(Transcript data for document pages)
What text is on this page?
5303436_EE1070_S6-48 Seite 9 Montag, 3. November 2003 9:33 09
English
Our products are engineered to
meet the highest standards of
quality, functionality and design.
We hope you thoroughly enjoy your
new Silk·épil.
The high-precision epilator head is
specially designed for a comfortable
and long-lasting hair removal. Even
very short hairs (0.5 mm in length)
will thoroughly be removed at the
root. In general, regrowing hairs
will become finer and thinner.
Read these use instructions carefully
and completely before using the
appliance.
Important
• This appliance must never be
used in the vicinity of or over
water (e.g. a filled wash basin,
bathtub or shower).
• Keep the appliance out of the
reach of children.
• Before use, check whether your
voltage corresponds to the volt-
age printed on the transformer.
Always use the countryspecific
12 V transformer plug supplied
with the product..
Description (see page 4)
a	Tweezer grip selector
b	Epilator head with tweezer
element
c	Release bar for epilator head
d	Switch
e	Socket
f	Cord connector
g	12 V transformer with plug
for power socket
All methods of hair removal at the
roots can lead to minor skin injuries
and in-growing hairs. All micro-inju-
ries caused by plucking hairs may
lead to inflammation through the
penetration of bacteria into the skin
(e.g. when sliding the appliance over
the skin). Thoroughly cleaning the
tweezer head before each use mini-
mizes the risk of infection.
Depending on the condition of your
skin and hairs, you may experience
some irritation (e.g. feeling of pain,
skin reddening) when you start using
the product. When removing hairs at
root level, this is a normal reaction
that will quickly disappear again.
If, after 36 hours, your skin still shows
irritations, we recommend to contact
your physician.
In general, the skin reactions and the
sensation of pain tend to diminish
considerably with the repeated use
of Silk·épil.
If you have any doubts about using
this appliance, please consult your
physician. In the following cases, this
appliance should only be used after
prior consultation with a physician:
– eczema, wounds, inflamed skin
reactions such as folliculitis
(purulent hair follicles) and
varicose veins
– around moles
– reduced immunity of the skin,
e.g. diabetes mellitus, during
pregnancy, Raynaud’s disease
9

▶ Your objective: Line by line, output the records exactly as given.

▶ Solution to the problem:
What text is on this page?
5303436_EE1070_S6-48 Seite 9 Montag, 3. November 2003 9:33 09
English
Our products are engineered to
meet the highest standards of
quality, functionality and design.
We hope you thoroughly enjoy your
new Silk·épil.
The high-precision epilator head is
specially designed for a comfortable
and long-lasting hair removal. Even
very short hairs (0.5 mm in length)
will thoroughly be removed at the
root. In general, regrowing hairs
will become finer and thinner.
Read these use instructions carefully
and completely before using the
appliance.
Important
• This appliance must never be
used in the vicinity of or over
water (e.g. a filled wash basin,
bathtub or shower).
• Keep the appliance out of the
reach of children.
• Before use, check whether your
voltage corresponds to the volt-
age printed on the transformer.
Always use the countryspecific
12 V transformer plug supplied
with the product..
Description (see page 4)
a	Tweezer grip selector
b	Epilator head with tweezer
element
c	Release bar for epilator head
d	Switch
e	Socket
f	Cord connector
g	12 V transformer with plug
for power socket
All methods of hair removal at the
roots can lead to minor skin injuries
and in-growing hairs. All micro-inju-
ries caused by plucking hairs may
lead to inflammation through the
penetration of bacteria into the skin
(e.g. when sliding the appliance over
the skin). Thoroughly cleaning the
tweezer head before each use mini-
mizes the risk of infection.
Depending on the condition of your
skin and hairs, you may experience
some irritation (e.g. feeling of pain,
skin reddening) when you start using
the product. When removing hairs at
root level, this is a normal reaction
that will quickly disappear again.
If, after 36 hours, your skin still shows
irritations, we recommend to contact
your physician.
In general, the skin reactions and the
sensation of pain tend to diminish
considerably with the repeated use
of Silk·épil.
If you have any doubts about using
this appliance, please consult your
physician. In the following cases, this
appliance should only be used after
prior consultation with a physician:
– eczema, wounds, inflamed skin
reactions such as folliculitis
(purulent hair follicles) and
varicose veins
– around moles
– reduced immunity of the skin,
e.g. diabetes mellitus, during
pregnancy, Raynaud’s disease
9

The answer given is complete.